- Selected excerpt

━━━━━━━━

The Tinder Generation

I think that the birth of Tinder and its quick rise in popularity can tell you everything you need to know about my generation and its attitude toward sex and dating. And the fact that it has become the norm and an accepted form of online dating has created a ripple effect into dating as a whole.

You must be hot. You must be easy. You must be game.

If you’re not, I can just open up my phone, swipe right and meet up with someone else.

Just like anything else that has been made easier with advancements in technology, why would you want to try and meet people the old school way when you can just shop for people online.

And that is what Tinder is. It’s online shopping for people. There are so many options that aren’t even offered in the store! You don’t even have to interact with someone if you don’t want to! You just swipe, text, and meet! It’s so awesome!

It cheapens dating and makes people seem disposable.

I can’t believe that so many people I know use it and think it isn’t at least somewhat problematic. You can call me a prude, you can call me judgmental, and you can say I’m not hip to the future of dating. But in my experience, the people I know that use Tinder are fresh out of a breakup, need to get laid, or are bored. File all those people collectively under a bold headline that reads: Lonely and Desperate. In the moments when I’ve been lonely and desperate I’ve actually considered downloading it.

If you are lonely and desperate and don’t use Tinder, you will probably find some other similarly impersonal method for getting your rocks off. You might go to a bar and pursue the prettiest, drunkest chick in the room. However, at least you have to exercise some sort of effort and have a decent amount of game. Tinder makes everyone the laziest version of themselves. Guys send out pick up lines to 20 different girls and go with the one that responds. With a never ending arsenal of supply and demand, you will probably never strike out.

I was on Reddit the other night at around 3am, as I tend to do when I can’t sleep, and I came across a sub-Reddit entitled “Showerthoughts.” Someone posted this thought: “The worst part of Tinder is that it only helps you meet people who are at a place in their lives where using Tinder seems like a good idea.”

━━━━━━━━

(Labeled region entries)
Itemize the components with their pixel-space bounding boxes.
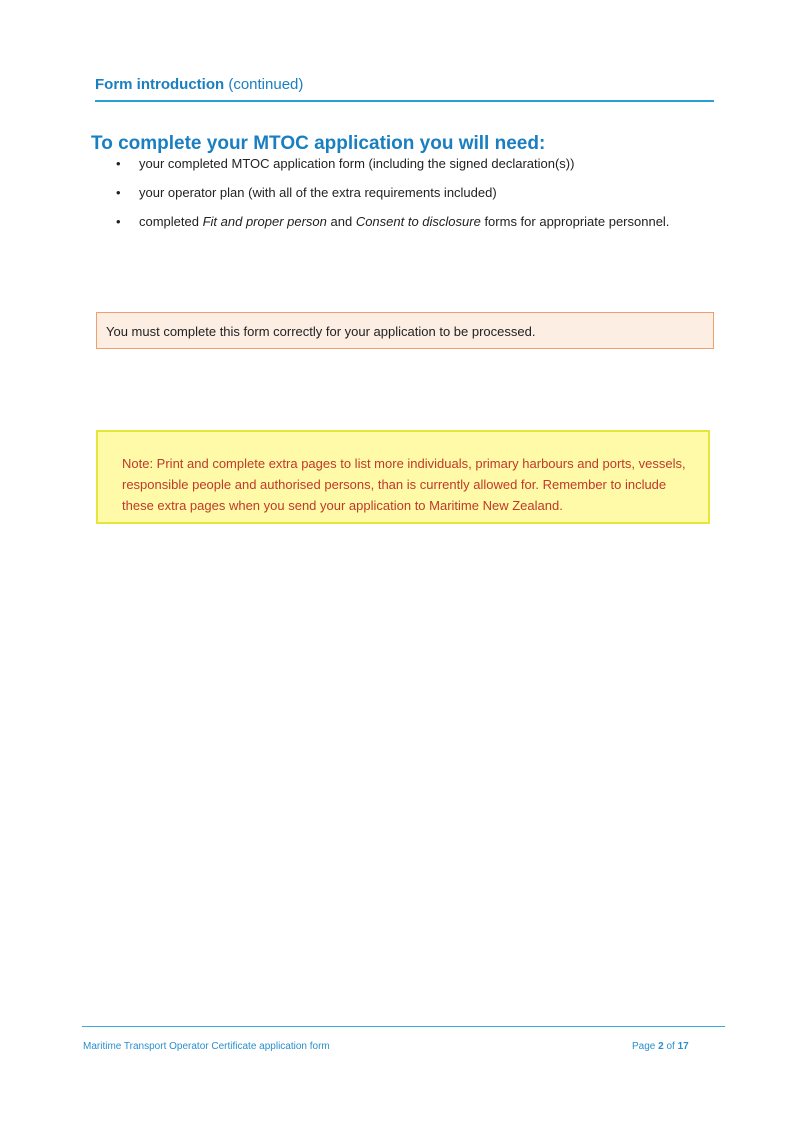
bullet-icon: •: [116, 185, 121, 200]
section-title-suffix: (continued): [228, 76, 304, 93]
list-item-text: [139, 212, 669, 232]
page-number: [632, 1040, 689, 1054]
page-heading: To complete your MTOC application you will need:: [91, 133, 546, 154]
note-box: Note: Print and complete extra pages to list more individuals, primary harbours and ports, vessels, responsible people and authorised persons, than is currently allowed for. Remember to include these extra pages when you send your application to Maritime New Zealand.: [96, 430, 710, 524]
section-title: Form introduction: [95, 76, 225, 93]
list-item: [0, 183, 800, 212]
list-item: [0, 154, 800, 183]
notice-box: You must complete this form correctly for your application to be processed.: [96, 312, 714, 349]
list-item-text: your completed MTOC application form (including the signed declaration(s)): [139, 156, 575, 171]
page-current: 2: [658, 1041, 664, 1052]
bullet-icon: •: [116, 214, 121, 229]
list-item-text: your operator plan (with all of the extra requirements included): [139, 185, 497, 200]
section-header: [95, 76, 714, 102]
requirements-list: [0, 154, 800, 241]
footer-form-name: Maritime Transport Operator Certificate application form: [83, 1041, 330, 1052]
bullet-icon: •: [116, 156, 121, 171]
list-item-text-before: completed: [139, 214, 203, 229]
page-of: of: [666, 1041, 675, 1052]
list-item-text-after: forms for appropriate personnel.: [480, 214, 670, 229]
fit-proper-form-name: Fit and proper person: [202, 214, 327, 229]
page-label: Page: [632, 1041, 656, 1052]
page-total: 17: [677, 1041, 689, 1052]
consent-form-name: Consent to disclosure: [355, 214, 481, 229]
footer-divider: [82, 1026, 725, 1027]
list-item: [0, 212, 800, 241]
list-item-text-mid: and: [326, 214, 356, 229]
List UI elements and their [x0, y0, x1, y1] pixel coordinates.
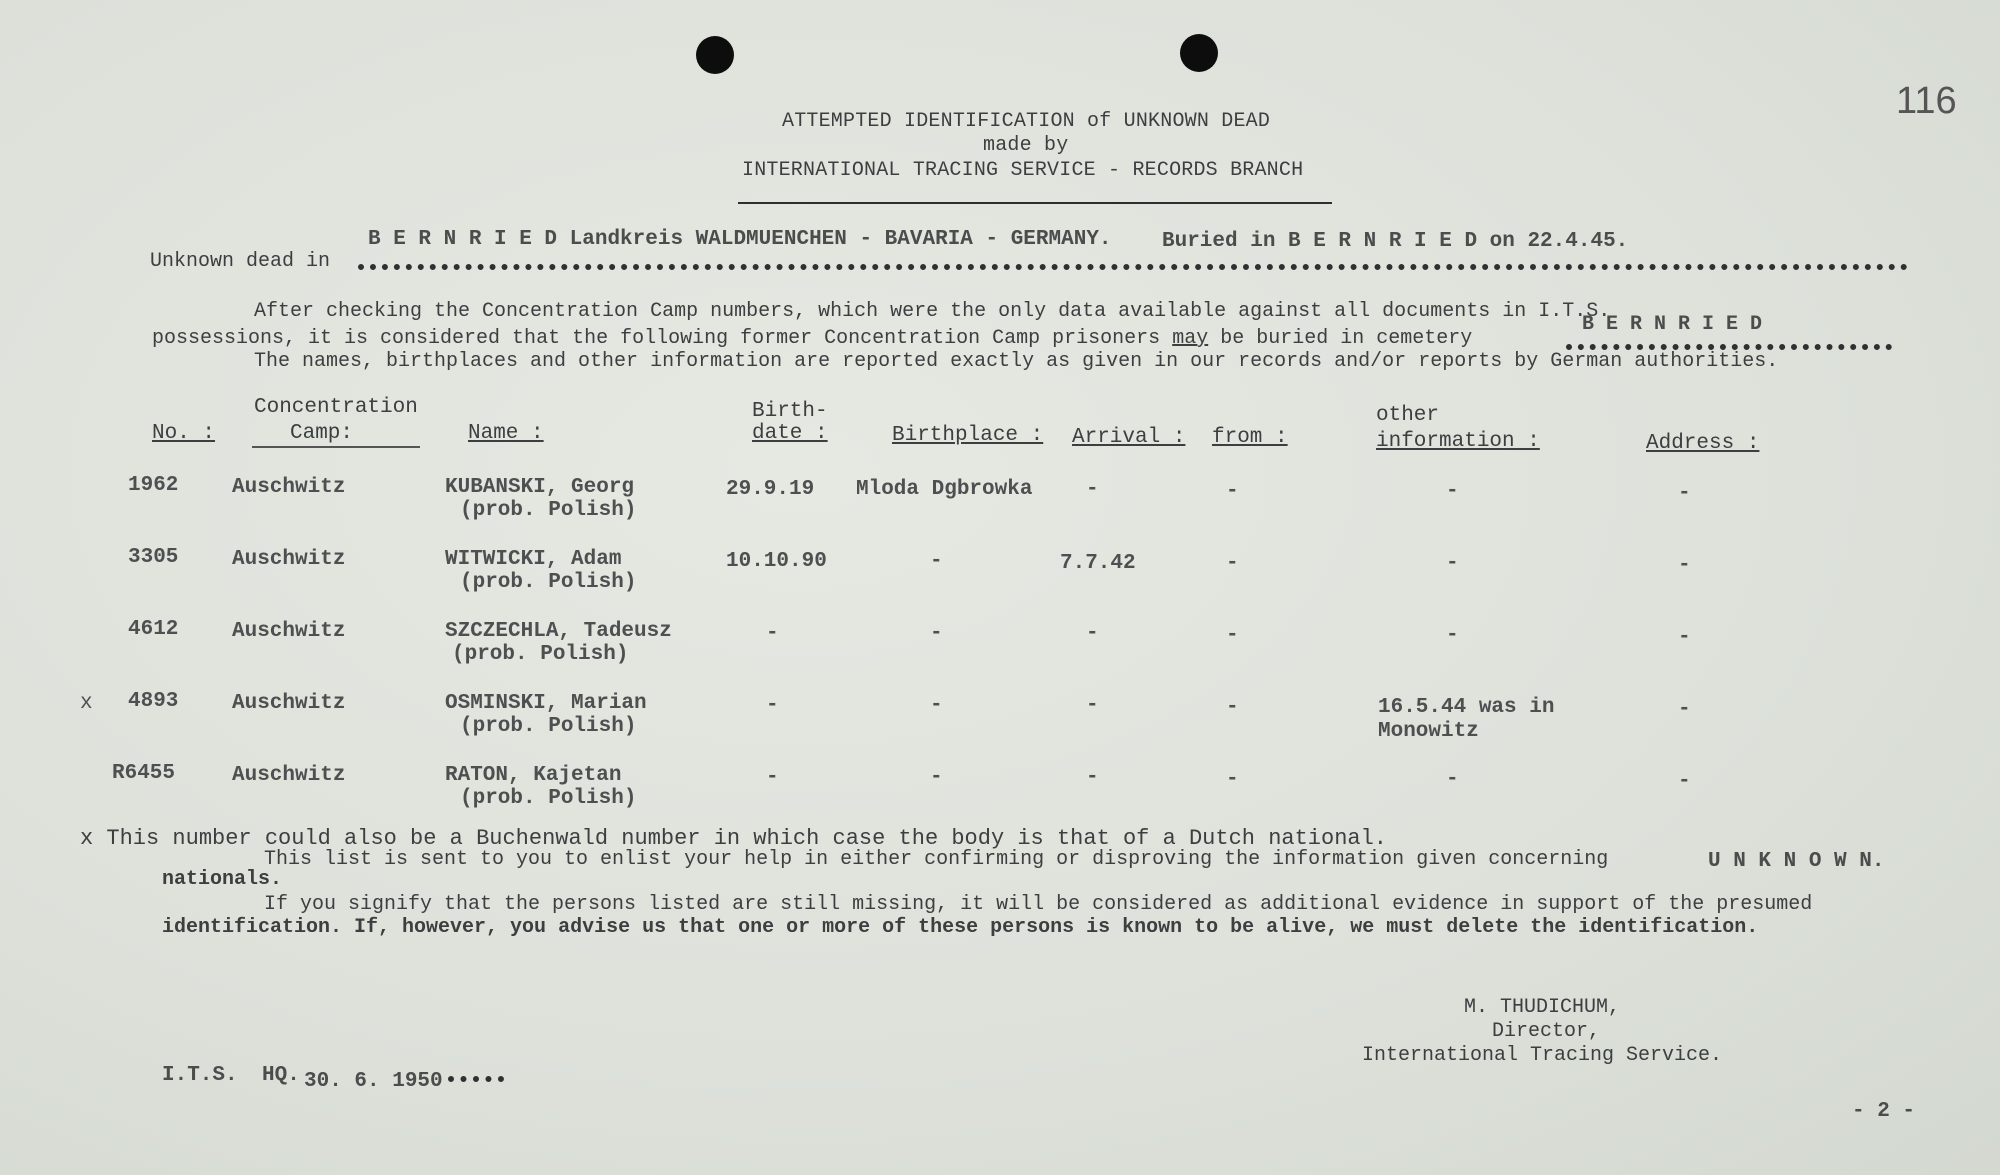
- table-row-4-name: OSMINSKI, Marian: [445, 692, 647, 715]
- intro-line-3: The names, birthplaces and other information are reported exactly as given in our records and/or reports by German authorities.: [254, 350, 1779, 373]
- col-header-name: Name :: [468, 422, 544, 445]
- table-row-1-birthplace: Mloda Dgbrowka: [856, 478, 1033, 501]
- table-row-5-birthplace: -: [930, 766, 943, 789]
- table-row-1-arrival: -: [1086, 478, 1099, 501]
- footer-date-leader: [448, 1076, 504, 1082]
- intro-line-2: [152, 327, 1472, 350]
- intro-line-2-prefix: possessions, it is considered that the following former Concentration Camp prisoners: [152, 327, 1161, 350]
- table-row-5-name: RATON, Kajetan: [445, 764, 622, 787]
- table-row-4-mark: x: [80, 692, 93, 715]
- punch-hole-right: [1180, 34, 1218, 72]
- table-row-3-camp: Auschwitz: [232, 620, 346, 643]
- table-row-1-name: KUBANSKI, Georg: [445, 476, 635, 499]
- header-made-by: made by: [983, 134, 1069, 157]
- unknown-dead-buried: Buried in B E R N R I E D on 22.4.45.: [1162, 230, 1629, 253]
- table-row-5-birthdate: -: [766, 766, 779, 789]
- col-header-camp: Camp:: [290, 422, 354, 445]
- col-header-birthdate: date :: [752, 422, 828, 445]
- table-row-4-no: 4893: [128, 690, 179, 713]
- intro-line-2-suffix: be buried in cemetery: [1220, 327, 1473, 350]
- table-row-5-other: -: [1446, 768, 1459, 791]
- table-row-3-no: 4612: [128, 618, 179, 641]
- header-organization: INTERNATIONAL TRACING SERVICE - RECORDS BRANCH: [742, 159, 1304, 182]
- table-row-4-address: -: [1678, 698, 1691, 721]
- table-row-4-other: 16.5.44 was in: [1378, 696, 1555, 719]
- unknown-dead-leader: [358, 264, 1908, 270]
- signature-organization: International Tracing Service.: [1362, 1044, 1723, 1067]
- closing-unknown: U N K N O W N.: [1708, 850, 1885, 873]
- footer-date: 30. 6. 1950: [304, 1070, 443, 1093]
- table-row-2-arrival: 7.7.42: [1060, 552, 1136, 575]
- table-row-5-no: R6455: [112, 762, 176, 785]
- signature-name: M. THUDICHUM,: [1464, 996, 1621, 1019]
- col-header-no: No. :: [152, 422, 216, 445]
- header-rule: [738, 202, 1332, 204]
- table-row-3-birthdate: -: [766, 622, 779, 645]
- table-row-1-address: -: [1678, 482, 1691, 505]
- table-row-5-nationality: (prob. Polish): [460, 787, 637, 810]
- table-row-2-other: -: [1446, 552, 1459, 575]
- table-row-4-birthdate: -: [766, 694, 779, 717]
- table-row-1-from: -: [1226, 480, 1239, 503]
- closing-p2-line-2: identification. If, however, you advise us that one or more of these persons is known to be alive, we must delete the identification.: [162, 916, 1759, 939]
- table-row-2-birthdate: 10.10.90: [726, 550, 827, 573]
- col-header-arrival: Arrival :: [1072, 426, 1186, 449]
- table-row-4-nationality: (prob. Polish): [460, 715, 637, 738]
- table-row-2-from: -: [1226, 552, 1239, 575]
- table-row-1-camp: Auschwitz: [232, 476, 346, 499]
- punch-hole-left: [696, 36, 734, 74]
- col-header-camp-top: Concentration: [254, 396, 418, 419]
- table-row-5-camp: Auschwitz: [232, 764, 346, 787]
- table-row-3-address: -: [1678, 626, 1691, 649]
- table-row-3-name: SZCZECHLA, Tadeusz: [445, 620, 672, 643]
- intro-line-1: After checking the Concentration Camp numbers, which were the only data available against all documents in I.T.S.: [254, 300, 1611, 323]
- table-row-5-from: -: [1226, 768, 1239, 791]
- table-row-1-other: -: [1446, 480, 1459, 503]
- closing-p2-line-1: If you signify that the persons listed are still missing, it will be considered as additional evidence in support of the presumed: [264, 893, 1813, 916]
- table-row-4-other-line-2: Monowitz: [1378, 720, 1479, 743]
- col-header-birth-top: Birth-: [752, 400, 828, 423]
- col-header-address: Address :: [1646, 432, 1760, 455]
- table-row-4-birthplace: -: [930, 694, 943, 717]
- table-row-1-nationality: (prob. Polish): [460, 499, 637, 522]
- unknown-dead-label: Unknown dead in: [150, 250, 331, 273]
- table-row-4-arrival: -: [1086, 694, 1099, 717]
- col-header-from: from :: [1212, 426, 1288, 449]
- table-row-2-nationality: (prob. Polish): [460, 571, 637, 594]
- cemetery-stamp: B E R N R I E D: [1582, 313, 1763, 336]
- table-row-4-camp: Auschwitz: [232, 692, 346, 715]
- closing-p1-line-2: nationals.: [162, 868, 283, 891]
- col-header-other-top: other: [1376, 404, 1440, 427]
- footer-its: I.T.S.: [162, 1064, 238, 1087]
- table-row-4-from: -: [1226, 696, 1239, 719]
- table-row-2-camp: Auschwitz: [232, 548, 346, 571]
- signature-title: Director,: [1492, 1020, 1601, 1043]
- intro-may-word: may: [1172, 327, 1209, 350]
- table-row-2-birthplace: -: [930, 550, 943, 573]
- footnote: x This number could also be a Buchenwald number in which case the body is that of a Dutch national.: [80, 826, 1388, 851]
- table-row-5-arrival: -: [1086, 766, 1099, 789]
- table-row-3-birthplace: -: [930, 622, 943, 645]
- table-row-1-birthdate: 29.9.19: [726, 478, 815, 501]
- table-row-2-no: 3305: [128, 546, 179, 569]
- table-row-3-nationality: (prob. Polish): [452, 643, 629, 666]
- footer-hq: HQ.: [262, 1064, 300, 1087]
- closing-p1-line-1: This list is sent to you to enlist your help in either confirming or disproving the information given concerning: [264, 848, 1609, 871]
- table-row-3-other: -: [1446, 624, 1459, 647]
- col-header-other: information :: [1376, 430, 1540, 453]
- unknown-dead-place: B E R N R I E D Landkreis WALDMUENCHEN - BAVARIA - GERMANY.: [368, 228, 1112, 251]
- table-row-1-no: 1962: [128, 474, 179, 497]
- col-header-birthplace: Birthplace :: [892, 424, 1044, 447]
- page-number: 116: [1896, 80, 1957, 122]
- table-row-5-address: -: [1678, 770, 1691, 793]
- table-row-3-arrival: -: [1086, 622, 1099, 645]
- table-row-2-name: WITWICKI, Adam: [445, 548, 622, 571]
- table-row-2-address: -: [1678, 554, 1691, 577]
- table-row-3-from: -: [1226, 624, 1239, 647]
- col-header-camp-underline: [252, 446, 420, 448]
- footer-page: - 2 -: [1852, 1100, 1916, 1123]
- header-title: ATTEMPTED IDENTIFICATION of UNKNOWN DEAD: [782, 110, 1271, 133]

━━━━━━━━

- Problems and tasks
A) In the Tinder essay, around what time was it when the writer came across the "Showerthoughts" post on Reddit?
B) Please carry the Tinder essay further, starting right after the quoted "Showerthoughts" post.
You won't need the listing for anything here.

- Answers for the exercise
A) Around 3am.

B)
Many people who commented argued that it’s about being “sexually open-minded” and knowing what you’re getting and keeping your expectations low. In my opinion, it’s bad enough that we are called the “hook-up generation” now we are going to be called the “hook-up with total fucking strangers without any real-life interaction beforehand generation.” We might as well be Joaquin Phoenix in the movie “Her.” Let’s just skip even being with real people and have phone sex with operating systems!

One guy on the comment thread told this story: “a buddy of mine who is about my age – late 30s – met a girl on tinder who is 21, a law student at NYU, from a rich family, and smoking hot.
she came over to his place on a friday night for their first date. they smoked and talked for a bit before she asked him if he wanted a blow job. he obliged. she obliged. now this 21 year old beautiful overachiever comes over on the odd weekend, blows him and leaves.
as a married dude with children i find tinder more awe-inspiring than the northern lights.”

There have always been girls who are like this since the beginning of sex. However, my fear for my generation and especially for the generation behind me, is that in order for girls to compete we feel we must dole out blow jobs and smiles and pretend not to care. Because if not, you’re getting replaced by someone who will.

It may not be that serious of a problem. Maybe Tinder simply amplifies problems for you that are already there. And maybe I really am a prude and way too judgmental. But social media in general makes dating very challenging as it is. I don’t want to have to compete with the 75 strangers’ photos on your phone if I don’t impress you. And I especially don’t want to have to feel like I’m too challenging because 15 out of those 75 girls are DTF RIGHT NOW.

There was an “article” on playboy.com that several of my male friends were reposting on Facebook entitled, “16 Tinder Girls Who Totally Get It” and featured beautiful young women with bios that read like this: “I am the perfect booty call boyzz! I play lots of softball so don’t worry I know how to stroke a bat and play with balls but I mostly like them in my mouth!” This bio was from a 19 year old.

Another one reads: “Kind of girl you would take home to your mom but would blow you on the way there.” This is just a hunch, but she probably gets lots of right swipes.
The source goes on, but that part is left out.